Do this: Each record must be retyped in full. No character may differ.

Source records
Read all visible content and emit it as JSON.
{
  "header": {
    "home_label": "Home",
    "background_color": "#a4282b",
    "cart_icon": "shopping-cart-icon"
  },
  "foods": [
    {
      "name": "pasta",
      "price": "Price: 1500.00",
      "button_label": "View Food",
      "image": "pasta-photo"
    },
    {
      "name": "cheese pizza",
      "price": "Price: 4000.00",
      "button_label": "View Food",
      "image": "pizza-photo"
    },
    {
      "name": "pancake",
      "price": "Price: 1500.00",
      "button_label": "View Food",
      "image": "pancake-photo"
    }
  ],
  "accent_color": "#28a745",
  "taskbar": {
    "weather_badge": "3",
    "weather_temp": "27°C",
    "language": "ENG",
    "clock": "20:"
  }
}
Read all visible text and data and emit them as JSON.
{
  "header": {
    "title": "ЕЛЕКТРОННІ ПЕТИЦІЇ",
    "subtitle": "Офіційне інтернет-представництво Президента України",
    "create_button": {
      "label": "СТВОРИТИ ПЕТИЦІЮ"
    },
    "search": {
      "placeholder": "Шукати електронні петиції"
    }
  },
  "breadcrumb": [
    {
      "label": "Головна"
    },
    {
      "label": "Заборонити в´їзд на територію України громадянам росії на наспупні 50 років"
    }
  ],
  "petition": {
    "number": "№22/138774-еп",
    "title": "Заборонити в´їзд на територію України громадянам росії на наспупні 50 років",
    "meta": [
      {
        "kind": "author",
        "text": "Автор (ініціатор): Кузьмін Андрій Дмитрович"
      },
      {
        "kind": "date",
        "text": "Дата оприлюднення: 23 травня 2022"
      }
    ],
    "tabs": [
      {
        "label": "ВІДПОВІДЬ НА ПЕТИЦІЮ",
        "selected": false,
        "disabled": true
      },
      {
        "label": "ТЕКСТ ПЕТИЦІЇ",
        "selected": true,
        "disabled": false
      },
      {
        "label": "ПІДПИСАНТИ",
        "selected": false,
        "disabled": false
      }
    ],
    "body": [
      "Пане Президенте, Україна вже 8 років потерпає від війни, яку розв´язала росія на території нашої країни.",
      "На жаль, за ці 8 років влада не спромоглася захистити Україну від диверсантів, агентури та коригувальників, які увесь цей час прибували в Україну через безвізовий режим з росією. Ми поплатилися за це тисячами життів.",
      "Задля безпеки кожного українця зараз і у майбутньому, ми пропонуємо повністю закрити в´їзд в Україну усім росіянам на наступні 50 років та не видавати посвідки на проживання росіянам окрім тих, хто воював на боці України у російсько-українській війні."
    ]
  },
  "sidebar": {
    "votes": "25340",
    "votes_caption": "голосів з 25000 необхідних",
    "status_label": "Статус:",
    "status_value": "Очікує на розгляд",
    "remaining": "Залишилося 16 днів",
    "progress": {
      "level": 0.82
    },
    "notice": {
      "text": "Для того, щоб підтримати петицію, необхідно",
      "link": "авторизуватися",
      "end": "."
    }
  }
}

Correct response:
Read all visible content and emit it as JSON.
{
  "header": {
    "home_label": "Home",
    "background_color": "#a4282b",
    "cart_icon": "shopping-cart-icon"
  },
  "foods": [
    {
      "name": "pasta",
      "price": "Price: 1500.00",
      "button_label": "View Food",
      "image": "pasta-photo"
    },
    {
      "name": "cheese pizza",
      "price": "Price: 4000.00",
      "button_label": "View Food",
      "image": "pizza-photo"
    },
    {
      "name": "pancake",
      "price": "Price: 1500.00",
      "button_label": "View Food",
      "image": "pancake-photo"
    }
  ],
  "accent_color": "#28a745",
  "taskbar": {
    "weather_badge": "3",
    "weather_temp": "27°C",
    "language": "ENG",
    "clock": "20:"
  }
}
Read all visible text and data and emit them as JSON.
{
  "header": {
    "title": "ЕЛЕКТРОННІ ПЕТИЦІЇ",
    "subtitle": "Офіційне інтернет-представництво Президента України",
    "create_button": {
      "label": "СТВОРИТИ ПЕТИЦІЮ"
    },
    "search": {
      "placeholder": "Шукати електронні петиції"
    }
  },
  "breadcrumb": [
    {
      "label": "Головна"
    },
    {
      "label": "Заборонити в´їзд на територію України громадянам росії на наспупні 50 років"
    }
  ],
  "petition": {
    "number": "№22/138774-еп",
    "title": "Заборонити в´їзд на територію України громадянам росії на наспупні 50 років",
    "meta": [
      {
        "kind": "author",
        "text": "Автор (ініціатор): Кузьмін Андрій Дмитрович"
      },
      {
        "kind": "date",
        "text": "Дата оприлюднення: 23 травня 2022"
      }
    ],
    "tabs": [
      {
        "label": "ВІДПОВІДЬ НА ПЕТИЦІЮ",
        "selected": false,
        "disabled": true
      },
      {
        "label": "ТЕКСТ ПЕТИЦІЇ",
        "selected": true,
        "disabled": false
      },
      {
        "label": "ПІДПИСАНТИ",
        "selected": false,
        "disabled": false
      }
    ],
    "body": [
      "Пане Президенте, Україна вже 8 років потерпає від війни, яку розв´язала росія на території нашої країни.",
      "На жаль, за ці 8 років влада не спромоглася захистити Україну від диверсантів, агентури та коригувальників, які увесь цей час прибували в Україну через безвізовий режим з росією. Ми поплатилися за це тисячами життів.",
      "Задля безпеки кожного українця зараз і у майбутньому, ми пропонуємо повністю закрити в´їзд в Україну усім росіянам на наступні 50 років та не видавати посвідки на проживання росіянам окрім тих, хто воював на боці України у російсько-українській війні."
    ]
  },
  "sidebar": {
    "votes": "25340",
    "votes_caption": "голосів з 25000 необхідних",
    "status_label": "Статус:",
    "status_value": "Очікує на розгляд",
    "remaining": "Залишилося 16 днів",
    "progress": {
      "level": 0.82
    },
    "notice": {
      "text": "Для того, щоб підтримати петицію, необхідно",
      "link": "авторизуватися",
      "end": "."
    }
  }
}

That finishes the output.